▸ **REQUEST**: Search the records below for the word "this" and show every line where it occurs.

[Dataset entries]

▶

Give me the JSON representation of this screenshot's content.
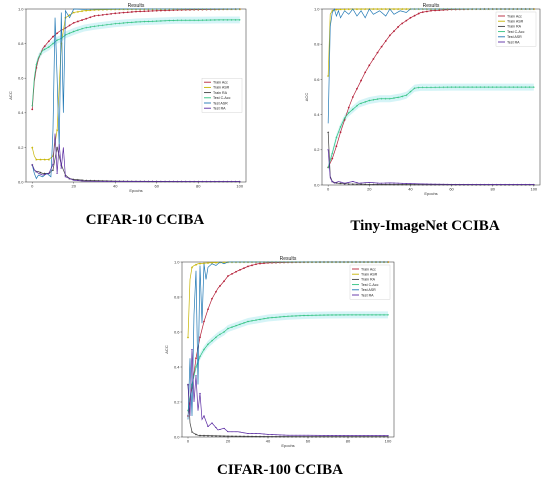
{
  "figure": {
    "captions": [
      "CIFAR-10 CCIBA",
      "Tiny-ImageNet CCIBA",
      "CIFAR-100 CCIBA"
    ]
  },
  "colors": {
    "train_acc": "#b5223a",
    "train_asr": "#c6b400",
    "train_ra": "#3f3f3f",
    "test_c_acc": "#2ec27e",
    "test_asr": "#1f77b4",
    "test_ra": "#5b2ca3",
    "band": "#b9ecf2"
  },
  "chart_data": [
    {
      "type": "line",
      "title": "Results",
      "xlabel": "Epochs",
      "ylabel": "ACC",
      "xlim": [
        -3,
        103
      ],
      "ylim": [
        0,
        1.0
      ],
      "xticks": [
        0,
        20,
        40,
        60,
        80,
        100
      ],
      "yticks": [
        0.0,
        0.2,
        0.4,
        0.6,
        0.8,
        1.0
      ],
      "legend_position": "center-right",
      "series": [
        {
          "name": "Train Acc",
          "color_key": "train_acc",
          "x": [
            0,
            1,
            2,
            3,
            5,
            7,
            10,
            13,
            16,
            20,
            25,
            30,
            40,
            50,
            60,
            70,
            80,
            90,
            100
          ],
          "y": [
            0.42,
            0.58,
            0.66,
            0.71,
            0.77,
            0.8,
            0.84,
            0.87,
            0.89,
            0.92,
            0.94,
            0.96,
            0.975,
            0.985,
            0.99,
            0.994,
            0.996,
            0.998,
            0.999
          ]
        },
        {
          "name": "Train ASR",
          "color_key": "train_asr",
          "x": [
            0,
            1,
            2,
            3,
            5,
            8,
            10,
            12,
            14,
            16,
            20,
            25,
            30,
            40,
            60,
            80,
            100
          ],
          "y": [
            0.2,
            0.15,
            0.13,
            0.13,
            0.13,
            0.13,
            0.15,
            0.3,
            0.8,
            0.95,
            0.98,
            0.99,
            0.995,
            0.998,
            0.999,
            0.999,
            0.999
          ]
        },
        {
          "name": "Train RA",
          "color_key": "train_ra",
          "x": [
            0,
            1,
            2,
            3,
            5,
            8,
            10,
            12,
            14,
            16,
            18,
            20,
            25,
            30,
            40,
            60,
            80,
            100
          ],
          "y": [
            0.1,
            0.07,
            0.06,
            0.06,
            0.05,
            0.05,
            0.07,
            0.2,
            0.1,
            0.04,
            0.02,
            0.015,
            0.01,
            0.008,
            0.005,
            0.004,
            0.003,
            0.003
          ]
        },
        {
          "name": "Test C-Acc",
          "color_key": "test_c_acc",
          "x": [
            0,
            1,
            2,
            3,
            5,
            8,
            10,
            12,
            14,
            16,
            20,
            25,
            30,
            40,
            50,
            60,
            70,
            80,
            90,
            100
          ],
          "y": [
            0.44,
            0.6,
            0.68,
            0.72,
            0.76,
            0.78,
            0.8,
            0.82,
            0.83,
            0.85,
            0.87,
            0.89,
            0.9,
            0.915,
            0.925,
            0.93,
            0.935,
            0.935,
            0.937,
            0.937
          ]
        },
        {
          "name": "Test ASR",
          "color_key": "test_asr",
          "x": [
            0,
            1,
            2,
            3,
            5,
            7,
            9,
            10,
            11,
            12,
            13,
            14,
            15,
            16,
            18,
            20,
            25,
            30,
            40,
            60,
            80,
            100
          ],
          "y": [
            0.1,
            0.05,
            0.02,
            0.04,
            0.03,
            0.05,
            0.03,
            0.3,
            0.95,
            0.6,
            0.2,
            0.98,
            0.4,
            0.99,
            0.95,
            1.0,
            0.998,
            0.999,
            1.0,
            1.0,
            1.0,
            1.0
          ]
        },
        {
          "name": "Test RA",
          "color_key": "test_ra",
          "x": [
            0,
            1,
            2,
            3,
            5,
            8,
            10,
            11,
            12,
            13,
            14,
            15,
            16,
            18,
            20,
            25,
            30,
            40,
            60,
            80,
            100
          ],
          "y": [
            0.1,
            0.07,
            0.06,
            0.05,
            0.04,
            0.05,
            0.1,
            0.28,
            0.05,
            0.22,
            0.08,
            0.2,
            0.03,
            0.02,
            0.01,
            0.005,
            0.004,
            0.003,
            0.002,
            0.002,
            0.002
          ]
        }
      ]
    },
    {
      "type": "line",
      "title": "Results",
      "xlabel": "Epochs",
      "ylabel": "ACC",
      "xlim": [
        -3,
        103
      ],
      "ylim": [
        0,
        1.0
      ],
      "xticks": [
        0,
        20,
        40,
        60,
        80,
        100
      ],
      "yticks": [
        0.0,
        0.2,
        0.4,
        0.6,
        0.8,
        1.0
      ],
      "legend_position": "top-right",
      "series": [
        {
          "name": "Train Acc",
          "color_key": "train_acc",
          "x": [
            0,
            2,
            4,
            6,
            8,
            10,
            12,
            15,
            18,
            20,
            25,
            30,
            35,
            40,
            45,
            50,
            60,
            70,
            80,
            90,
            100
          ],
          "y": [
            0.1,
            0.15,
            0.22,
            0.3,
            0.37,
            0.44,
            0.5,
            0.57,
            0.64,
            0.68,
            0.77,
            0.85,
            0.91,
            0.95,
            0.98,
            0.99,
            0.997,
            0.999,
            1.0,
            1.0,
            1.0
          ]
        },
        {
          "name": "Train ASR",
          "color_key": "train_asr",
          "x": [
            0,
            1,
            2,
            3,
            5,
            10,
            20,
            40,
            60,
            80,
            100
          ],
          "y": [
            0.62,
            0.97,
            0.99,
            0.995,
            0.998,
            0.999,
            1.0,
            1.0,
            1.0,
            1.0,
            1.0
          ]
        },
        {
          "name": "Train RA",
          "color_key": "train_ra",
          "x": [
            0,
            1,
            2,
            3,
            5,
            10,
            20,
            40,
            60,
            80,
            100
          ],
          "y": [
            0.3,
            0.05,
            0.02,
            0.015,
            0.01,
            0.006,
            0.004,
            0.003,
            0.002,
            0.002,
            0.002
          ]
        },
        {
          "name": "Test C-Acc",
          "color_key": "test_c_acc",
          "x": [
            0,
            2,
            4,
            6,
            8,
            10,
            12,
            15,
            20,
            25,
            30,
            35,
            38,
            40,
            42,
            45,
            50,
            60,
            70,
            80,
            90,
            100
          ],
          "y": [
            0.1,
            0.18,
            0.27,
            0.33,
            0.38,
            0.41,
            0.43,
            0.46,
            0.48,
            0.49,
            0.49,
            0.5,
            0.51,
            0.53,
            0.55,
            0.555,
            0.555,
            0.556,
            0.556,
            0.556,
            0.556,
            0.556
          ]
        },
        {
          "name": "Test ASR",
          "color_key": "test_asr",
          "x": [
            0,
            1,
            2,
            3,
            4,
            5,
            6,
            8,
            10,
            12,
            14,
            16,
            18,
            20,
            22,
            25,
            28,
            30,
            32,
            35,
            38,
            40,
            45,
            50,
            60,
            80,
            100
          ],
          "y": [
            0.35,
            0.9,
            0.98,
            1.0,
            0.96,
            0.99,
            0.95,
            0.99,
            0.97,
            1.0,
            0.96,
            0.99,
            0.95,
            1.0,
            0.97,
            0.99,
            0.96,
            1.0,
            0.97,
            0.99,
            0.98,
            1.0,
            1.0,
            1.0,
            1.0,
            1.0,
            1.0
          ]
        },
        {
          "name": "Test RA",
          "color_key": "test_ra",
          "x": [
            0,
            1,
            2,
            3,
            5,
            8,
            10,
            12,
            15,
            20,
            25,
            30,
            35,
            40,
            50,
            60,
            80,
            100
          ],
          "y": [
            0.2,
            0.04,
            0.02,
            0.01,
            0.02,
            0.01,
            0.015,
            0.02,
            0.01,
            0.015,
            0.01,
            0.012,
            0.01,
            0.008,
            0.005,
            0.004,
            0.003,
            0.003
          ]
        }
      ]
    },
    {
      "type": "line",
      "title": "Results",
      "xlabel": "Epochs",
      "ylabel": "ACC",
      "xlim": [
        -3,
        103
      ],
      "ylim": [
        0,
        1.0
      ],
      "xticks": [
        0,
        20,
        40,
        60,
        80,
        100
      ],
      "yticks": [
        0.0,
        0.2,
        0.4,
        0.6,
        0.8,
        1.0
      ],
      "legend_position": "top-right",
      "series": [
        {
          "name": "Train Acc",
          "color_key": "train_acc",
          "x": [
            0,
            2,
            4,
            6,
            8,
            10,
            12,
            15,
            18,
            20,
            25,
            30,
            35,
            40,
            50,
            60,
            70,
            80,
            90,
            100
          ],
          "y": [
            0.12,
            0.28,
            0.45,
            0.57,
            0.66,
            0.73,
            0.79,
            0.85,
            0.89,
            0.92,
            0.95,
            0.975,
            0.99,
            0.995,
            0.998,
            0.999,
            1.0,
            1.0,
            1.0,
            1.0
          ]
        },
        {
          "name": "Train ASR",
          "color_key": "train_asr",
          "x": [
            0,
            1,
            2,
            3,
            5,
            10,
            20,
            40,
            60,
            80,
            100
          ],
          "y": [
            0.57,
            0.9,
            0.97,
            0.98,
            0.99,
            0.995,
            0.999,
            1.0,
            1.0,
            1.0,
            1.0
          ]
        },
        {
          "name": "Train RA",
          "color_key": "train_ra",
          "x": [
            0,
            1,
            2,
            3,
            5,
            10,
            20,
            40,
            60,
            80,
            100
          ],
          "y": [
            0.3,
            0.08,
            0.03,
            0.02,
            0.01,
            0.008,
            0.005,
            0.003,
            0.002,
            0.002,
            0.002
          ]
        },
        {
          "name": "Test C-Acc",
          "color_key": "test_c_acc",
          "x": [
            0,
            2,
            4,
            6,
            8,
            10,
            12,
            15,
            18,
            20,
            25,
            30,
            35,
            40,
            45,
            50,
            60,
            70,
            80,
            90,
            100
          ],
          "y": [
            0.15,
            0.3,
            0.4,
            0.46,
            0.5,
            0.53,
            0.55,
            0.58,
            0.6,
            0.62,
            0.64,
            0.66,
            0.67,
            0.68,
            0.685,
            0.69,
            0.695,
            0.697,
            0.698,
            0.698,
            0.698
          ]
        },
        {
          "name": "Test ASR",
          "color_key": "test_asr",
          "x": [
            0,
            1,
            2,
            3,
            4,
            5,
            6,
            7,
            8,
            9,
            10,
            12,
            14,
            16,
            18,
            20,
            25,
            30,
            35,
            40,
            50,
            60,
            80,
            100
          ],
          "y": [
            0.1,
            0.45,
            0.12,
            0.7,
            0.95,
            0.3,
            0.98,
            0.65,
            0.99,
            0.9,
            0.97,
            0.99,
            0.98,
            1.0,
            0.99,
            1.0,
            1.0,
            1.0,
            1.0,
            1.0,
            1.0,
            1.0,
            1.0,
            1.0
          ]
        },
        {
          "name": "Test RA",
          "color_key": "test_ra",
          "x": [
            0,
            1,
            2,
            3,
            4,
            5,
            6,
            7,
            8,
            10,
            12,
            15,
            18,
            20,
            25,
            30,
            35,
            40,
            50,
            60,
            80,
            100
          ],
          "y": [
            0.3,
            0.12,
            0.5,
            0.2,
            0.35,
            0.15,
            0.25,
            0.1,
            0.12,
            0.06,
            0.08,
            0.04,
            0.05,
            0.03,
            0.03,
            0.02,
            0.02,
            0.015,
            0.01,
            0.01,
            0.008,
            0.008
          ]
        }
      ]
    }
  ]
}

◀
▶

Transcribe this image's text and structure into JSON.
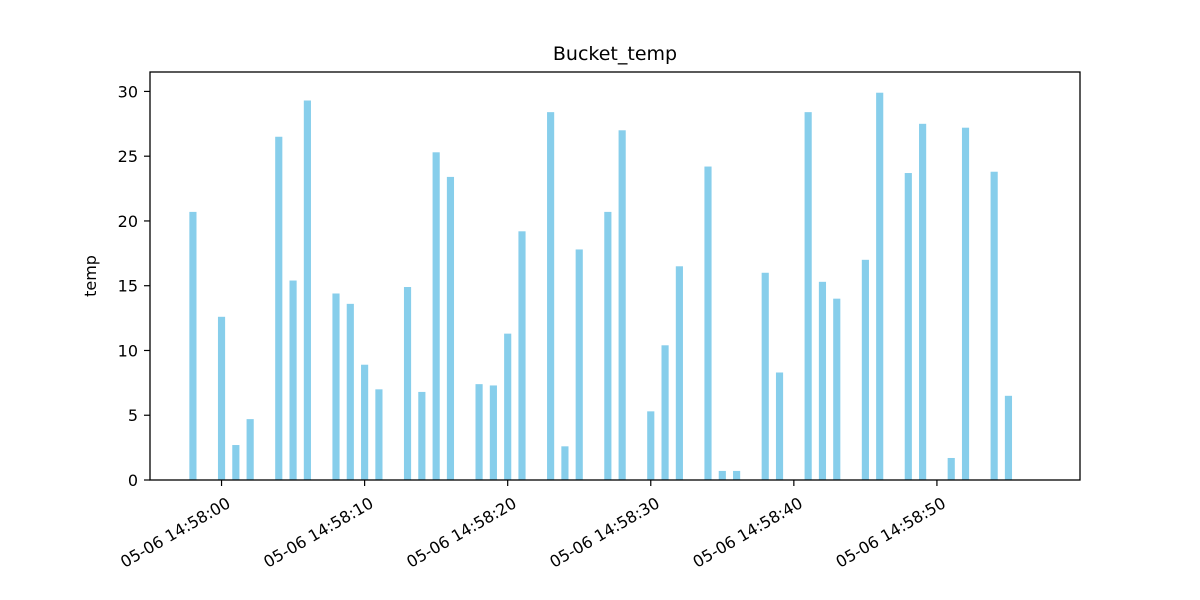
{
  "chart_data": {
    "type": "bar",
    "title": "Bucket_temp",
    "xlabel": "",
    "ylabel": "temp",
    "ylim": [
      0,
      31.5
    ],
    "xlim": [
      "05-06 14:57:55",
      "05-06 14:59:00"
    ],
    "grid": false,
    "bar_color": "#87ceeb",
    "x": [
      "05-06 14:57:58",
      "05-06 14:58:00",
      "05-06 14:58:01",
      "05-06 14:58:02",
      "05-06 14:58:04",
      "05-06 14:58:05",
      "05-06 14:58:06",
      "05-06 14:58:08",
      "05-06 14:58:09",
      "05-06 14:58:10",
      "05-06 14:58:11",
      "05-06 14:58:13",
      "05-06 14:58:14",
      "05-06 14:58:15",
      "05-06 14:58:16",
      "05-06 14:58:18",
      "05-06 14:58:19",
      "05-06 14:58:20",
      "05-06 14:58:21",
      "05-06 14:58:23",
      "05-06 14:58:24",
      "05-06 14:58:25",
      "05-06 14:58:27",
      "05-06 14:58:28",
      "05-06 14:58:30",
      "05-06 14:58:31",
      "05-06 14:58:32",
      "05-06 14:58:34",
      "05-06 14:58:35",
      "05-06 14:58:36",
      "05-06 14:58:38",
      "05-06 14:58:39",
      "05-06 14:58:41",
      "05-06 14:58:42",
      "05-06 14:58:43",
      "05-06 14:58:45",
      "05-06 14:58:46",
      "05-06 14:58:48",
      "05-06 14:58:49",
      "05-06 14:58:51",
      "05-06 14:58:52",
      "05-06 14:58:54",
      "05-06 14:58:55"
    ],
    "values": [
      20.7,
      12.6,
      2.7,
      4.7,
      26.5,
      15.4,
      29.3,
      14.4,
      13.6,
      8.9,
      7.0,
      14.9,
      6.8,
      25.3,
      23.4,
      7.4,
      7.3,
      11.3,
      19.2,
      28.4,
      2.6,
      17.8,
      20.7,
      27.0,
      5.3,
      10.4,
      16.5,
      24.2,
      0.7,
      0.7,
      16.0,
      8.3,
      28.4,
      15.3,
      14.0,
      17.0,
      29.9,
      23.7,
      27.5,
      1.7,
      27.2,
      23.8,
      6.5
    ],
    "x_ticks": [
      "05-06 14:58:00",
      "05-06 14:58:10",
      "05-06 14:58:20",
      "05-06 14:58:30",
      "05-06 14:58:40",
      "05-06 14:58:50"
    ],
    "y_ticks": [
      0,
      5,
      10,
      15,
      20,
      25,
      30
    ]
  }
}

◀

▸ **COMPLETE RESPONSE**:
Give me the JSON representation of this screenshot's content.
Transcribe this image's text and structure into JSON.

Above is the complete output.